[Data extracted from a collection]
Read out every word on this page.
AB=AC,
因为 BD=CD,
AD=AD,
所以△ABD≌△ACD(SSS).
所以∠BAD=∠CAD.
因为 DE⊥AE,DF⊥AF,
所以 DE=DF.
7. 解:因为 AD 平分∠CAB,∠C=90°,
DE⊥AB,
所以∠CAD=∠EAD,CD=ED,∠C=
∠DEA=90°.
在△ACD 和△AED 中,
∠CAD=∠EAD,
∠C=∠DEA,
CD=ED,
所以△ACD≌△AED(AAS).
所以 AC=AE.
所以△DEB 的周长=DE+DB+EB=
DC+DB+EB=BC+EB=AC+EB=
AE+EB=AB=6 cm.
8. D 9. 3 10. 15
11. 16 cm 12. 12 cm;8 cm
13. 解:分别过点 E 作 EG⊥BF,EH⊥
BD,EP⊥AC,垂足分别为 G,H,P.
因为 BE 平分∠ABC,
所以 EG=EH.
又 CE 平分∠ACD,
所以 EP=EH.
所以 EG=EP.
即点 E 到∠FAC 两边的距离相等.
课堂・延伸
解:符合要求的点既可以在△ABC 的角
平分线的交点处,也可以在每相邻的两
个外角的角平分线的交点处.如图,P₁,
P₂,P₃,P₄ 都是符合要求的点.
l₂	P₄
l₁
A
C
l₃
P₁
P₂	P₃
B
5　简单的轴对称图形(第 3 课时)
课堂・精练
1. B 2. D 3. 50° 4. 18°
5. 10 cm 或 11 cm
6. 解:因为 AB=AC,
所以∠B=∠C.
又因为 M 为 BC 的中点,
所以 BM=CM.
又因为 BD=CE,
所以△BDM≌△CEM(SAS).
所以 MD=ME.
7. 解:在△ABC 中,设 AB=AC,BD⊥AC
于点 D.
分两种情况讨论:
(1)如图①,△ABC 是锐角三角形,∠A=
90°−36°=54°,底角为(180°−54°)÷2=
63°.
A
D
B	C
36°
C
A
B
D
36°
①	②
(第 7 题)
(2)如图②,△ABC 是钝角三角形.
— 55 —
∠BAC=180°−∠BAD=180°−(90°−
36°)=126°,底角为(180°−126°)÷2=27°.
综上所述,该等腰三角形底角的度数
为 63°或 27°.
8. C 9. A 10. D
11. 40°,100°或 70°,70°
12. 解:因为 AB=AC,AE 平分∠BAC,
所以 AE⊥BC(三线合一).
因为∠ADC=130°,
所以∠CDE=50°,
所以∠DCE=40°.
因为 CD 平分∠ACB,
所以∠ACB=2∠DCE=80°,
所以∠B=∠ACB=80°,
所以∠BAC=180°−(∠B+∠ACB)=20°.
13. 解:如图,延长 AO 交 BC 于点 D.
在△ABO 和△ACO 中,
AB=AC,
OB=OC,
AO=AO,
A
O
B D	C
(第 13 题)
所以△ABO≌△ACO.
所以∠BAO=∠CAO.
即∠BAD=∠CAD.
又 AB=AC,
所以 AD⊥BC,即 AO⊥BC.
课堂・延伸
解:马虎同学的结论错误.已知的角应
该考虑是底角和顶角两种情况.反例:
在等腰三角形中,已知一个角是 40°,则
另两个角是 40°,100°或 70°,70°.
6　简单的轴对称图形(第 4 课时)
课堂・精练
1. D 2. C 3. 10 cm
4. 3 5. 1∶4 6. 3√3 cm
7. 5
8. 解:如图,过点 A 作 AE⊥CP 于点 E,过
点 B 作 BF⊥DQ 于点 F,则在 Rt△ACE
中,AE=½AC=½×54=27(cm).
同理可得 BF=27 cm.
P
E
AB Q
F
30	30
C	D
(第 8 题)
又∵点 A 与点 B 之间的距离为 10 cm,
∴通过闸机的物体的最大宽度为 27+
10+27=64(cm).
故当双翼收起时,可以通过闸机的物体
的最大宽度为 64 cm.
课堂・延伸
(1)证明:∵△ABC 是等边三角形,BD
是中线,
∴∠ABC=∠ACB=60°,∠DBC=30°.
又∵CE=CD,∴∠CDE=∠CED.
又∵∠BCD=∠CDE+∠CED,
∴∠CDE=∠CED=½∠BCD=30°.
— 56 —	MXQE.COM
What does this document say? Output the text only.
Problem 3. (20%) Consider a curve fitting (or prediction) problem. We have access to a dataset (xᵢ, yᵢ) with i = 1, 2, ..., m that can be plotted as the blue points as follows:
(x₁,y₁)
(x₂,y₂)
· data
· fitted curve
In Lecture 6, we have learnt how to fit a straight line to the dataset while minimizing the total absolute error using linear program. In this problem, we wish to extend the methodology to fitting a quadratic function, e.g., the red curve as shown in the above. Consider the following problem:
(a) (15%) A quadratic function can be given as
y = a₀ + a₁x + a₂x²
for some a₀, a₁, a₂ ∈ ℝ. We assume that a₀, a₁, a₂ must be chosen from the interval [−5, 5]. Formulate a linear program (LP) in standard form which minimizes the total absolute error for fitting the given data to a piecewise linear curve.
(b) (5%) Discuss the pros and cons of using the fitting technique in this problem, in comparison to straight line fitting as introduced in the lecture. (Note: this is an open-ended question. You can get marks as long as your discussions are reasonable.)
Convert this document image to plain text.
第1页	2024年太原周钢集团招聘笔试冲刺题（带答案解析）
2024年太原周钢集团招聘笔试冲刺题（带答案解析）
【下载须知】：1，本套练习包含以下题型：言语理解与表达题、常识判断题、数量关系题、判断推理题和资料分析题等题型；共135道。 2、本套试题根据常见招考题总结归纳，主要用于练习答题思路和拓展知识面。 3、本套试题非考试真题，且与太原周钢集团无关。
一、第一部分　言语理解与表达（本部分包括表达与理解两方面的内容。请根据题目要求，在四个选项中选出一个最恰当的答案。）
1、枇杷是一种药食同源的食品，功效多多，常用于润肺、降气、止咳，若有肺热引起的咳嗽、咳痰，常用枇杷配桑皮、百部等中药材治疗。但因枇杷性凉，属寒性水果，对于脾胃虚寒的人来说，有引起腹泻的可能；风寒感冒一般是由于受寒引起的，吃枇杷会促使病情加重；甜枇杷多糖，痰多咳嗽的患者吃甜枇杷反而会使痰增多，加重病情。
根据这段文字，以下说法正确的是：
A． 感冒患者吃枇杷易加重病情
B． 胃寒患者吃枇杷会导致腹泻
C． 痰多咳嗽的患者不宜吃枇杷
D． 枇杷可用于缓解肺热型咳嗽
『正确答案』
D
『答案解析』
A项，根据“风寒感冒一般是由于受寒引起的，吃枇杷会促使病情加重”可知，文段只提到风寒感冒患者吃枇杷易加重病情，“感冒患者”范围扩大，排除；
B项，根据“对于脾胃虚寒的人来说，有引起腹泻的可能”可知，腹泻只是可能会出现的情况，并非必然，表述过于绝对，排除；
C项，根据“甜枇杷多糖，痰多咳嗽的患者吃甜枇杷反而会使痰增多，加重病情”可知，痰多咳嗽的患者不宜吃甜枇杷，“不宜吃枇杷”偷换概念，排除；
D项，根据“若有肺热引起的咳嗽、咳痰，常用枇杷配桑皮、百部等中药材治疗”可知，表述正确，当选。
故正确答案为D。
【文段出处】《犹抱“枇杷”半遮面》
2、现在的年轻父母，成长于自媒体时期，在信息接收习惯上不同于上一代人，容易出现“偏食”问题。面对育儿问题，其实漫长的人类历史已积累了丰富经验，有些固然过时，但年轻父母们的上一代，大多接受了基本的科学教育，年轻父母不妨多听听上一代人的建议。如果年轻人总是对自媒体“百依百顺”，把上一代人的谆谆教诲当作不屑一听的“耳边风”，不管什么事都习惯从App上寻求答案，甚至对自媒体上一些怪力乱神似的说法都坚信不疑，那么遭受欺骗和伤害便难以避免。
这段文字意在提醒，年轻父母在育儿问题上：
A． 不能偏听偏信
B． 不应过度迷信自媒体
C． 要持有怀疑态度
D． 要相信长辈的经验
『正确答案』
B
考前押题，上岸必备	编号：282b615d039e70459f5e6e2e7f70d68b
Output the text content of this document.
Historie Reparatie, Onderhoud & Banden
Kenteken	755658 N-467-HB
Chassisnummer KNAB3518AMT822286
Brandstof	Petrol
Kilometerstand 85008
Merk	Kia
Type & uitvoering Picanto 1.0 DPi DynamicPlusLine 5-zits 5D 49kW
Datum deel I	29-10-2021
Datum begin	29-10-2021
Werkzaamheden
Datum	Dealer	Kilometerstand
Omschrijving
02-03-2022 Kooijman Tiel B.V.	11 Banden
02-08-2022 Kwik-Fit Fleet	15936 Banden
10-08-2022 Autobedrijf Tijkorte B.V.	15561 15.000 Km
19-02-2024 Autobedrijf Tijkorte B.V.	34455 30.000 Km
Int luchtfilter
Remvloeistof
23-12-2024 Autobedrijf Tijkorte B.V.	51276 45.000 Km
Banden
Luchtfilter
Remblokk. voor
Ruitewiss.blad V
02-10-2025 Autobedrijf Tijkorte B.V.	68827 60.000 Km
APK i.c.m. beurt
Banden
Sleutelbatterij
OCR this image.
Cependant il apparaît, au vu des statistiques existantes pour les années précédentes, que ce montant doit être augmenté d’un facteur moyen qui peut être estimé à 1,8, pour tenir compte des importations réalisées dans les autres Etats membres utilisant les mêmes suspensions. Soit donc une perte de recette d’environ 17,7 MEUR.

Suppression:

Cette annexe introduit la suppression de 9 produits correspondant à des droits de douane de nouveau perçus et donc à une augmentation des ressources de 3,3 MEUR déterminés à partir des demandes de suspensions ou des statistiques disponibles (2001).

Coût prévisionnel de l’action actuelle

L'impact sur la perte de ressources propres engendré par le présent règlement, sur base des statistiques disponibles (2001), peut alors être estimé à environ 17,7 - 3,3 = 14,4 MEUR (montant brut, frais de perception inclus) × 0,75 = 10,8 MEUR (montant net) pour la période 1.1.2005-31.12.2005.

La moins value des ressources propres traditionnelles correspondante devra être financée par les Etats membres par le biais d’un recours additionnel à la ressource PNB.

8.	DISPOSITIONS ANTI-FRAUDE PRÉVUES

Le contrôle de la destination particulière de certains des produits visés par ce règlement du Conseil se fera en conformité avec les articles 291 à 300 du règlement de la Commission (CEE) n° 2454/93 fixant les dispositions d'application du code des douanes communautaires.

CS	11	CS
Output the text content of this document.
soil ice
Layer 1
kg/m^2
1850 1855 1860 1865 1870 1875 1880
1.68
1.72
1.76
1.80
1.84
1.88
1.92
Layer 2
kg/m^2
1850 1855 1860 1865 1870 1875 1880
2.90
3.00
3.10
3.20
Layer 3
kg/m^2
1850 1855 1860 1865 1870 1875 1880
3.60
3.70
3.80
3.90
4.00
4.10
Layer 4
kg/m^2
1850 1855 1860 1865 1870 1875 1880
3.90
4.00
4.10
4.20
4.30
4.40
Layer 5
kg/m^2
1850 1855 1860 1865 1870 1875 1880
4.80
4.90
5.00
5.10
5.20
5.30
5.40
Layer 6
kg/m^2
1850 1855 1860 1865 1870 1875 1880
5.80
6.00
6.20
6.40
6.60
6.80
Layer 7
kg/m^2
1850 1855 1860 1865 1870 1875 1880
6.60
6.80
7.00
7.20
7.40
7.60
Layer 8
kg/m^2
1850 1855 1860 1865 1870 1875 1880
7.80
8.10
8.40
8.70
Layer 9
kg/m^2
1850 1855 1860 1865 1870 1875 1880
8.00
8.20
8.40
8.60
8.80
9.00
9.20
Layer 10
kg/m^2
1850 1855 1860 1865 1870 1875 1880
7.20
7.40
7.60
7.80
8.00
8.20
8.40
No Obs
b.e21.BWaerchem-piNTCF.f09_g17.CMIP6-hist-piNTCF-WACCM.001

:: Problem statement ::
Look over the listing above. Pick out and copy every line that includes "对于脾胃虚寒的人来说".

:: Task response ::
1、枇杷是一种药食同源的食品，功效多多，常用于润肺、降气、止咳，若有肺热引起的咳嗽、咳痰，常用枇杷配桑皮、百部等中药材治疗。但因枇杷性凉，属寒性水果，对于脾胃虚寒的人来说，有引起腹泻的可能；风寒感冒一般是由于受寒引起的，吃枇杷会促使病情加重；甜枇杷多糖，痰多咳嗽的患者吃甜枇杷反而会使痰增多，加重病情。
B项，根据“对于脾胃虚寒的人来说，有引起腹泻的可能”可知，腹泻只是可能会出现的情况，并非必然，表述过于绝对，排除；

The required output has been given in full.